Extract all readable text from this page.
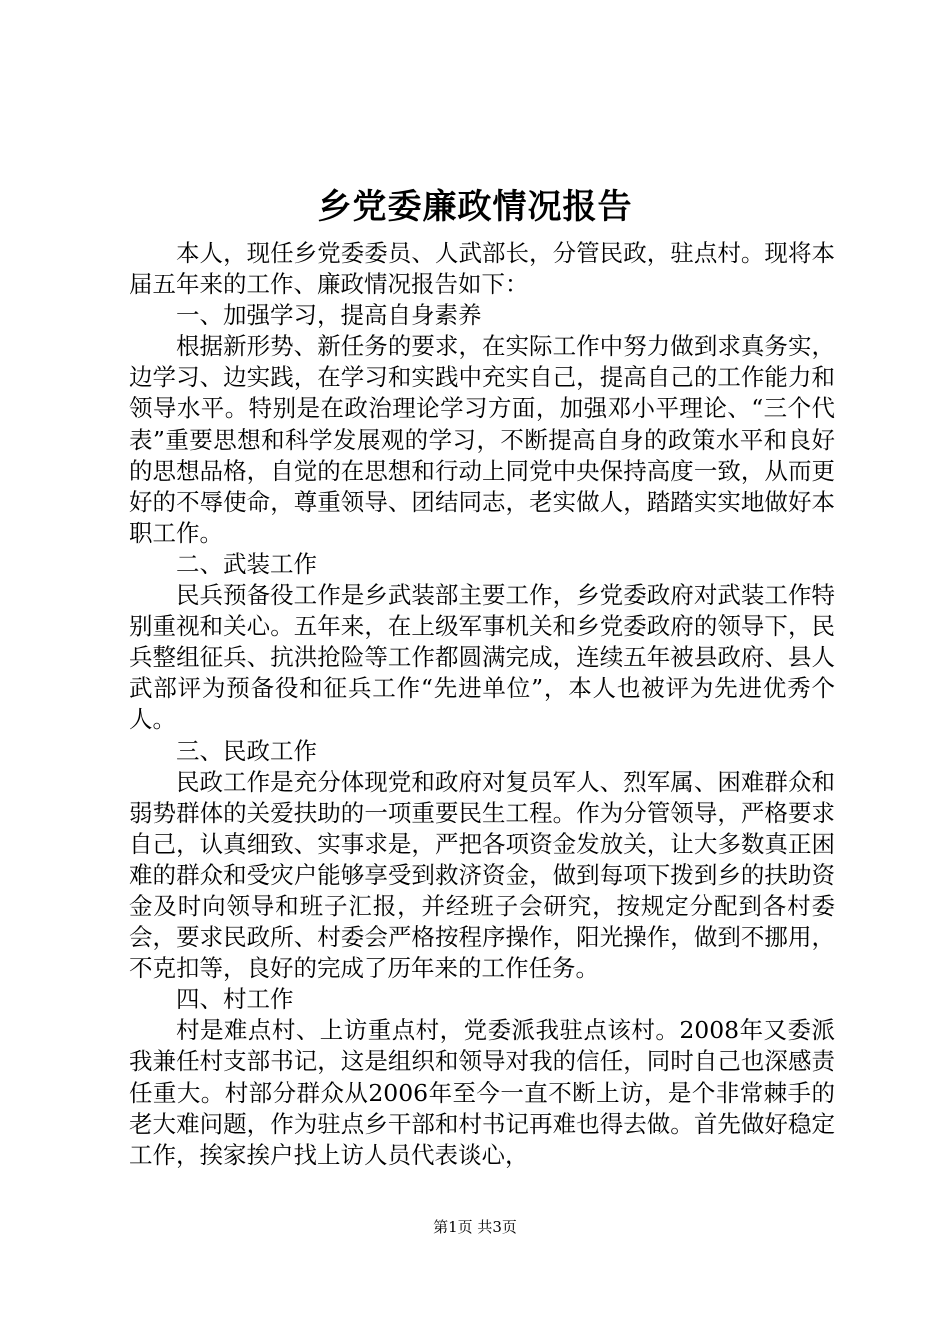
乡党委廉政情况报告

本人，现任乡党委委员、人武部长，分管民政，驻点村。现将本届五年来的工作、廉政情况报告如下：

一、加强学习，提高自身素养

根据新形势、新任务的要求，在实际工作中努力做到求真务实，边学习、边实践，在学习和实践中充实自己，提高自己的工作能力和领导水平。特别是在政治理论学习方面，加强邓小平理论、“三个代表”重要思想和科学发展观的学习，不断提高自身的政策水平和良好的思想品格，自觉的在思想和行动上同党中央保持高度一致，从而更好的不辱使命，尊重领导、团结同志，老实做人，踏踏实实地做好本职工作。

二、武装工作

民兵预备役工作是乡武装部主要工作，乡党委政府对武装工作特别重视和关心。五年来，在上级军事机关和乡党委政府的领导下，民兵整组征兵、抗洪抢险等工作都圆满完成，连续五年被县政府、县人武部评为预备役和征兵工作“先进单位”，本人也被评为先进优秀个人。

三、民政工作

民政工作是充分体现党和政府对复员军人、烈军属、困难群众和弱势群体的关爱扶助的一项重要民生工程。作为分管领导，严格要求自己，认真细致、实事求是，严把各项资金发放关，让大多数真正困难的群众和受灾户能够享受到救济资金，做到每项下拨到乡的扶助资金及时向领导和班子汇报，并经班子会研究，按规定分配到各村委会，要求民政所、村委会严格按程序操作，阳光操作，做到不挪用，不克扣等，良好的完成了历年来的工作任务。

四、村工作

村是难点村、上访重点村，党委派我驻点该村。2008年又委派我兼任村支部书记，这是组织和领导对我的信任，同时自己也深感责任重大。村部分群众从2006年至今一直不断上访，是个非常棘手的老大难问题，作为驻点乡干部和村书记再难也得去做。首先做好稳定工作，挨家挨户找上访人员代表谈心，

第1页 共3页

****************

(TO DO)
Reproduce every record above exactly, omitting the pictures.

(SOLUTION BELOW)
Extract all readable text from this page.
乡党委廉政情况报告

本人，现任乡党委委员、人武部长，分管民政，驻点村。现将本届五年来的工作、廉政情况报告如下：

一、加强学习，提高自身素养

根据新形势、新任务的要求，在实际工作中努力做到求真务实，边学习、边实践，在学习和实践中充实自己，提高自己的工作能力和领导水平。特别是在政治理论学习方面，加强邓小平理论、“三个代表”重要思想和科学发展观的学习，不断提高自身的政策水平和良好的思想品格，自觉的在思想和行动上同党中央保持高度一致，从而更好的不辱使命，尊重领导、团结同志，老实做人，踏踏实实地做好本职工作。

二、武装工作

民兵预备役工作是乡武装部主要工作，乡党委政府对武装工作特别重视和关心。五年来，在上级军事机关和乡党委政府的领导下，民兵整组征兵、抗洪抢险等工作都圆满完成，连续五年被县政府、县人武部评为预备役和征兵工作“先进单位”，本人也被评为先进优秀个人。

三、民政工作

民政工作是充分体现党和政府对复员军人、烈军属、困难群众和弱势群体的关爱扶助的一项重要民生工程。作为分管领导，严格要求自己，认真细致、实事求是，严把各项资金发放关，让大多数真正困难的群众和受灾户能够享受到救济资金，做到每项下拨到乡的扶助资金及时向领导和班子汇报，并经班子会研究，按规定分配到各村委会，要求民政所、村委会严格按程序操作，阳光操作，做到不挪用，不克扣等，良好的完成了历年来的工作任务。

四、村工作

村是难点村、上访重点村，党委派我驻点该村。2008年又委派我兼任村支部书记，这是组织和领导对我的信任，同时自己也深感责任重大。村部分群众从2006年至今一直不断上访，是个非常棘手的老大难问题，作为驻点乡干部和村书记再难也得去做。首先做好稳定工作，挨家挨户找上访人员代表谈心，

第1页 共3页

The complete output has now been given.